Reproduce the listing below without changes, except that pictures are left out.

----------

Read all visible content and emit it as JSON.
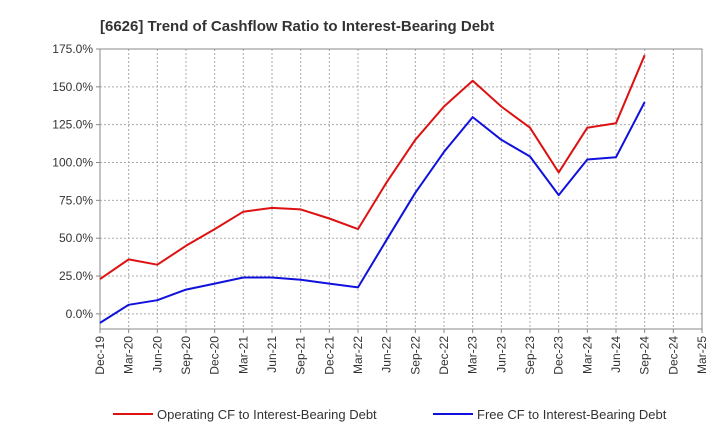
{
  "chart_data": {
    "type": "line",
    "title": "[6626]  Trend of Cashflow Ratio to Interest-Bearing Debt",
    "xlabel": "",
    "ylabel": "",
    "ylim": [
      -10,
      175
    ],
    "y_ticks": [
      0,
      25,
      50,
      75,
      100,
      125,
      150,
      175
    ],
    "y_tick_labels": [
      "0.0%",
      "25.0%",
      "50.0%",
      "75.0%",
      "100.0%",
      "125.0%",
      "150.0%",
      "175.0%"
    ],
    "x_tick_labels": [
      "Dec-19",
      "Mar-20",
      "Jun-20",
      "Sep-20",
      "Dec-20",
      "Mar-21",
      "Jun-21",
      "Sep-21",
      "Dec-21",
      "Mar-22",
      "Jun-22",
      "Sep-22",
      "Dec-22",
      "Mar-23",
      "Jun-23",
      "Sep-23",
      "Dec-23",
      "Mar-24",
      "Jun-24",
      "Sep-24",
      "Dec-24",
      "Mar-25"
    ],
    "x": [
      "Dec-19",
      "Mar-20",
      "Jun-20",
      "Sep-20",
      "Dec-20",
      "Mar-21",
      "Jun-21",
      "Sep-21",
      "Dec-21",
      "Mar-22",
      "Jun-22",
      "Sep-22",
      "Dec-22",
      "Mar-23",
      "Jun-23",
      "Sep-23",
      "Dec-23",
      "Mar-24",
      "Jun-24",
      "Sep-24"
    ],
    "grid": true,
    "legend_position": "bottom",
    "series": [
      {
        "name": "Operating CF to Interest-Bearing Debt",
        "color": "#dd1111",
        "values": [
          23,
          36,
          32.5,
          45,
          56,
          67.5,
          70,
          69,
          63,
          56,
          87,
          115,
          137,
          154,
          137,
          123,
          93.5,
          123,
          126,
          171
        ]
      },
      {
        "name": "Free CF to Interest-Bearing Debt",
        "color": "#1111dd",
        "values": [
          -6,
          6,
          9,
          16,
          20,
          24,
          24,
          22.5,
          20,
          17.5,
          49,
          80,
          107,
          130,
          115,
          104,
          78.5,
          102,
          103.5,
          140
        ]
      }
    ]
  }
}
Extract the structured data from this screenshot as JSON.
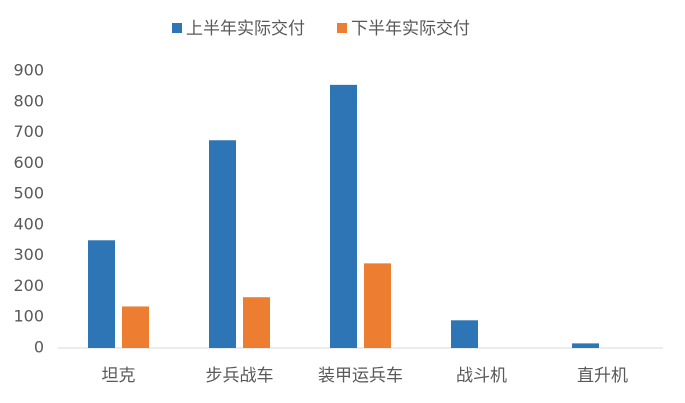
{
  "chart_data": {
    "type": "bar",
    "categories": [
      "坦克",
      "步兵战车",
      "装甲运兵车",
      "战斗机",
      "直升机"
    ],
    "series": [
      {
        "name": "上半年实际交付",
        "color": "#2e75b6",
        "values": [
          350,
          675,
          855,
          90,
          15
        ]
      },
      {
        "name": "下半年实际交付",
        "color": "#ed7d31",
        "values": [
          135,
          165,
          275,
          0,
          0
        ]
      }
    ],
    "ylim": [
      0,
      900
    ],
    "yticks": [
      0,
      100,
      200,
      300,
      400,
      500,
      600,
      700,
      800,
      900
    ],
    "grid": false,
    "legend": "top"
  }
}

----------

**THE ANSWER:**
Read all visible content and emit it as JSON.
{
  "chart_data": {
    "type": "line",
    "title": "[6626]  Trend of Cashflow Ratio to Interest-Bearing Debt",
    "xlabel": "",
    "ylabel": "",
    "ylim": [
      -10,
      175
    ],
    "y_ticks": [
      0,
      25,
      50,
      75,
      100,
      125,
      150,
      175
    ],
    "y_tick_labels": [
      "0.0%",
      "25.0%",
      "50.0%",
      "75.0%",
      "100.0%",
      "125.0%",
      "150.0%",
      "175.0%"
    ],
    "x_tick_labels": [
      "Dec-19",
      "Mar-20",
      "Jun-20",
      "Sep-20",
      "Dec-20",
      "Mar-21",
      "Jun-21",
      "Sep-21",
      "Dec-21",
      "Mar-22",
      "Jun-22",
      "Sep-22",
      "Dec-22",
      "Mar-23",
      "Jun-23",
      "Sep-23",
      "Dec-23",
      "Mar-24",
      "Jun-24",
      "Sep-24",
      "Dec-24",
      "Mar-25"
    ],
    "x": [
      "Dec-19",
      "Mar-20",
      "Jun-20",
      "Sep-20",
      "Dec-20",
      "Mar-21",
      "Jun-21",
      "Sep-21",
      "Dec-21",
      "Mar-22",
      "Jun-22",
      "Sep-22",
      "Dec-22",
      "Mar-23",
      "Jun-23",
      "Sep-23",
      "Dec-23",
      "Mar-24",
      "Jun-24",
      "Sep-24"
    ],
    "grid": true,
    "legend_position": "bottom",
    "series": [
      {
        "name": "Operating CF to Interest-Bearing Debt",
        "color": "#dd1111",
        "values": [
          23,
          36,
          32.5,
          45,
          56,
          67.5,
          70,
          69,
          63,
          56,
          87,
          115,
          137,
          154,
          137,
          123,
          93.5,
          123,
          126,
          171
        ]
      },
      {
        "name": "Free CF to Interest-Bearing Debt",
        "color": "#1111dd",
        "values": [
          -6,
          6,
          9,
          16,
          20,
          24,
          24,
          22.5,
          20,
          17.5,
          49,
          80,
          107,
          130,
          115,
          104,
          78.5,
          102,
          103.5,
          140
        ]
      }
    ]
  }
}
Extract the structured data from this screenshot as JSON.
{
  "chart_data": {
    "type": "bar",
    "categories": [
      "坦克",
      "步兵战车",
      "装甲运兵车",
      "战斗机",
      "直升机"
    ],
    "series": [
      {
        "name": "上半年实际交付",
        "color": "#2e75b6",
        "values": [
          350,
          675,
          855,
          90,
          15
        ]
      },
      {
        "name": "下半年实际交付",
        "color": "#ed7d31",
        "values": [
          135,
          165,
          275,
          0,
          0
        ]
      }
    ],
    "ylim": [
      0,
      900
    ],
    "yticks": [
      0,
      100,
      200,
      300,
      400,
      500,
      600,
      700,
      800,
      900
    ],
    "grid": false,
    "legend": "top"
  }
}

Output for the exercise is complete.